'''

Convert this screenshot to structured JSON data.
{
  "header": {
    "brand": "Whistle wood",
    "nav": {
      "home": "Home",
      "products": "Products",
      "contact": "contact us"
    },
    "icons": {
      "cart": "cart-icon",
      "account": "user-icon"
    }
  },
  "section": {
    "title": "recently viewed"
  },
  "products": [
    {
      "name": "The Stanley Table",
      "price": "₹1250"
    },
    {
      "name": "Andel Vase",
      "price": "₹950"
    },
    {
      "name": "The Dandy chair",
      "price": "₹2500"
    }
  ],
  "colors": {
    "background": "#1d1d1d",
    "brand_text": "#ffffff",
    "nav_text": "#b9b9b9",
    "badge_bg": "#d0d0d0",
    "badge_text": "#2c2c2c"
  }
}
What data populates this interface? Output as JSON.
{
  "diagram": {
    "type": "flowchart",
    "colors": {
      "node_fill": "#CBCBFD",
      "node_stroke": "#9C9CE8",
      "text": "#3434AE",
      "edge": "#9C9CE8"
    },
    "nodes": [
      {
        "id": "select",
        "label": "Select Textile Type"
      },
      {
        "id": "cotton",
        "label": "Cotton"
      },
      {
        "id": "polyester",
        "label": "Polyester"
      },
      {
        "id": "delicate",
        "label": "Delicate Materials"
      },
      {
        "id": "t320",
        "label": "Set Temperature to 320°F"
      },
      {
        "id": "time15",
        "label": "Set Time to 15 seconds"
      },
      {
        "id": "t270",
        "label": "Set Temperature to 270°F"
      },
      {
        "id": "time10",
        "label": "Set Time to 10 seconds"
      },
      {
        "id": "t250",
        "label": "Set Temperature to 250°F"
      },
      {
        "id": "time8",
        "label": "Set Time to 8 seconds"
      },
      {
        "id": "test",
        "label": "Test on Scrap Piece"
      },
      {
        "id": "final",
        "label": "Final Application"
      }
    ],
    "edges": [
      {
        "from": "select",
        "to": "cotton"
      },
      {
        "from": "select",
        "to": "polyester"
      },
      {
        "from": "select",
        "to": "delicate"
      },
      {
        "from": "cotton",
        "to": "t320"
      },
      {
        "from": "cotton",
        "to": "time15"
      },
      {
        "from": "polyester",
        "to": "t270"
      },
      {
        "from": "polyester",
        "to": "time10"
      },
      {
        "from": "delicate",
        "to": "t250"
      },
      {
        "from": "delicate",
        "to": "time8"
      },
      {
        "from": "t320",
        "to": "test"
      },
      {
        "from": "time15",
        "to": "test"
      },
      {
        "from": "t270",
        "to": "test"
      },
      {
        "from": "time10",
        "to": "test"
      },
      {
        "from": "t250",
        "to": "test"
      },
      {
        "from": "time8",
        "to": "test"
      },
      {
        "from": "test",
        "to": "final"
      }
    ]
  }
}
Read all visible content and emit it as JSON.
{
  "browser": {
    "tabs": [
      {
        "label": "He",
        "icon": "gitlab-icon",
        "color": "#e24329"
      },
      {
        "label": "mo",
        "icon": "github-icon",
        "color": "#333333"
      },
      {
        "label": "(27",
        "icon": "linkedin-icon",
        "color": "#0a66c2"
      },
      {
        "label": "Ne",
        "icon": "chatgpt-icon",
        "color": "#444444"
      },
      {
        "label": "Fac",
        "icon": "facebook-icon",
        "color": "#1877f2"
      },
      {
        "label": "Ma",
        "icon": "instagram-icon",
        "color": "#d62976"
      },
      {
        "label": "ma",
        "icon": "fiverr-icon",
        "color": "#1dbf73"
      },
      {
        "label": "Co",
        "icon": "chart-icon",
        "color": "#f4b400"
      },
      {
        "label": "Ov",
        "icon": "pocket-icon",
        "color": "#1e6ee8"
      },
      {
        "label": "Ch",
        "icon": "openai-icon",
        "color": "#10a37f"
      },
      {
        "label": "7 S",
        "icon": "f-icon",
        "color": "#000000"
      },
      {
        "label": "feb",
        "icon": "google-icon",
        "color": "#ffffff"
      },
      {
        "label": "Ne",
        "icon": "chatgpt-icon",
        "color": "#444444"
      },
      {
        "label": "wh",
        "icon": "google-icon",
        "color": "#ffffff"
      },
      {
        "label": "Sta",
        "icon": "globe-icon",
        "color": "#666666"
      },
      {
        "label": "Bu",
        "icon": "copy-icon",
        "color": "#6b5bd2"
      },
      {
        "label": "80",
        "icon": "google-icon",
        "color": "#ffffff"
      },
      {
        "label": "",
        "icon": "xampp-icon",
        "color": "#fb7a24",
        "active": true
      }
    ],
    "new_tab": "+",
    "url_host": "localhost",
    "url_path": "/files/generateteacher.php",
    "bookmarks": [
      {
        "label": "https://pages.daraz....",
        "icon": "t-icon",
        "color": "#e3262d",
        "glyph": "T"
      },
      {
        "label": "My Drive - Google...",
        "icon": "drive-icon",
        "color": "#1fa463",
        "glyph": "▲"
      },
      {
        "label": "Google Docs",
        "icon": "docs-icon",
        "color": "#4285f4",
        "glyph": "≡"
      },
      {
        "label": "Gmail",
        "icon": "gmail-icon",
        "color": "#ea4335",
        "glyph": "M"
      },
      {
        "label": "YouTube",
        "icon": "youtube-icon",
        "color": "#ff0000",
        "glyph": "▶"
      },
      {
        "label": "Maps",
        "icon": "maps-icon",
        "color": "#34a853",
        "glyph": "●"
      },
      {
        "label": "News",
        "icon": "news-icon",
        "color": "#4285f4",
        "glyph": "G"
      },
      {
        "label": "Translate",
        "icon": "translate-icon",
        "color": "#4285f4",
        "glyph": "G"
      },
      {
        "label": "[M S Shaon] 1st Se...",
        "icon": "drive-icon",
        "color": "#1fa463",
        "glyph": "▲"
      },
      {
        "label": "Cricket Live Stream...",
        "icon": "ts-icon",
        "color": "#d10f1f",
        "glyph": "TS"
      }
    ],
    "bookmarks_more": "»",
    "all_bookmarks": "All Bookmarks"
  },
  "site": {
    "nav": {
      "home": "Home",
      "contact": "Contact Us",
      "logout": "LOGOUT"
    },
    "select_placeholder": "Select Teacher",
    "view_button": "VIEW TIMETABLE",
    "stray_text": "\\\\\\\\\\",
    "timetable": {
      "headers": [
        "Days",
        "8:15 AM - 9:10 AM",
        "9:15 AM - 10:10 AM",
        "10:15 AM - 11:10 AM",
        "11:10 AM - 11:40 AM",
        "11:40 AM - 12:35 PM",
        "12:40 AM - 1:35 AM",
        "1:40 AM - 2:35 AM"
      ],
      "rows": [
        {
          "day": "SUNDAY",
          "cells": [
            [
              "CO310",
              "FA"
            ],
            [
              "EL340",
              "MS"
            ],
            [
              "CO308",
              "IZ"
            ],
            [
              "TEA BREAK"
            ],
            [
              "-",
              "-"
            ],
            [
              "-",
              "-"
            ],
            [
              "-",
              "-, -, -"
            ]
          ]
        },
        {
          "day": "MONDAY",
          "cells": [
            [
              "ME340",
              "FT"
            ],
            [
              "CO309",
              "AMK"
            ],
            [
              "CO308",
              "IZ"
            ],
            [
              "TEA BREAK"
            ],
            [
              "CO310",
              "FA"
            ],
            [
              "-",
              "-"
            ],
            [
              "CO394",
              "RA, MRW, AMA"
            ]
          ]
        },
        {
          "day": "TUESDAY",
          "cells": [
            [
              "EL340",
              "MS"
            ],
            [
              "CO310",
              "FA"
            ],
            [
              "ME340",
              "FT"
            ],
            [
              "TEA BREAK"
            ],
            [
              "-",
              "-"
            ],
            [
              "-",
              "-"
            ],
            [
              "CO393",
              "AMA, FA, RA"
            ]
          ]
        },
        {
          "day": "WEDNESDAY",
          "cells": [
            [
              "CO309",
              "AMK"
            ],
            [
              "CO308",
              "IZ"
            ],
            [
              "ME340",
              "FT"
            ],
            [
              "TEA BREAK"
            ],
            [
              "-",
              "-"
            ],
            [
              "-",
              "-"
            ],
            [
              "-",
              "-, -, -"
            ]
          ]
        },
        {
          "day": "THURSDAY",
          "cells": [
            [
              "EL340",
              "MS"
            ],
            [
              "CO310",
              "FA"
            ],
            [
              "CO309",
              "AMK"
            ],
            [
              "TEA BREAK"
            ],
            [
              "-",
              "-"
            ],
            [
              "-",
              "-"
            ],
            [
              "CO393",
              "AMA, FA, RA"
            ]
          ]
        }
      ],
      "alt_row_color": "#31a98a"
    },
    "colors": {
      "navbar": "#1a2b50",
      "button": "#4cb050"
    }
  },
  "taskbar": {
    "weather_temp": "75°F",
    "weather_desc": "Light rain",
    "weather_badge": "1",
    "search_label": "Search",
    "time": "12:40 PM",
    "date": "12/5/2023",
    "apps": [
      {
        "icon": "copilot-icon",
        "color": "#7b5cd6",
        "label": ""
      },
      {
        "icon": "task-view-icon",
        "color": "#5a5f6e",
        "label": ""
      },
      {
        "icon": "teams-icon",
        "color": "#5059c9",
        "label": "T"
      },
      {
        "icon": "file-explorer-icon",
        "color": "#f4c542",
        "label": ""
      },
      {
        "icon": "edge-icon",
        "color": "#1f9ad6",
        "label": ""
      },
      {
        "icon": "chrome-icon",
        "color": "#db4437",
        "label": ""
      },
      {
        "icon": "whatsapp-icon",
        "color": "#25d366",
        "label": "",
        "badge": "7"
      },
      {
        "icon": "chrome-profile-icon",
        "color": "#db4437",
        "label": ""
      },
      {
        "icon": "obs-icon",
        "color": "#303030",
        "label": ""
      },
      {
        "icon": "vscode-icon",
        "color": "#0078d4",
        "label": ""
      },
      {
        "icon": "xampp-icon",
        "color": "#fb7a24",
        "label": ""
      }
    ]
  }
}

'''

**AIM**
Looking at the listing above, count the lines that contain "contact" and give nothing but the number.

**TASK OUTPUT**
2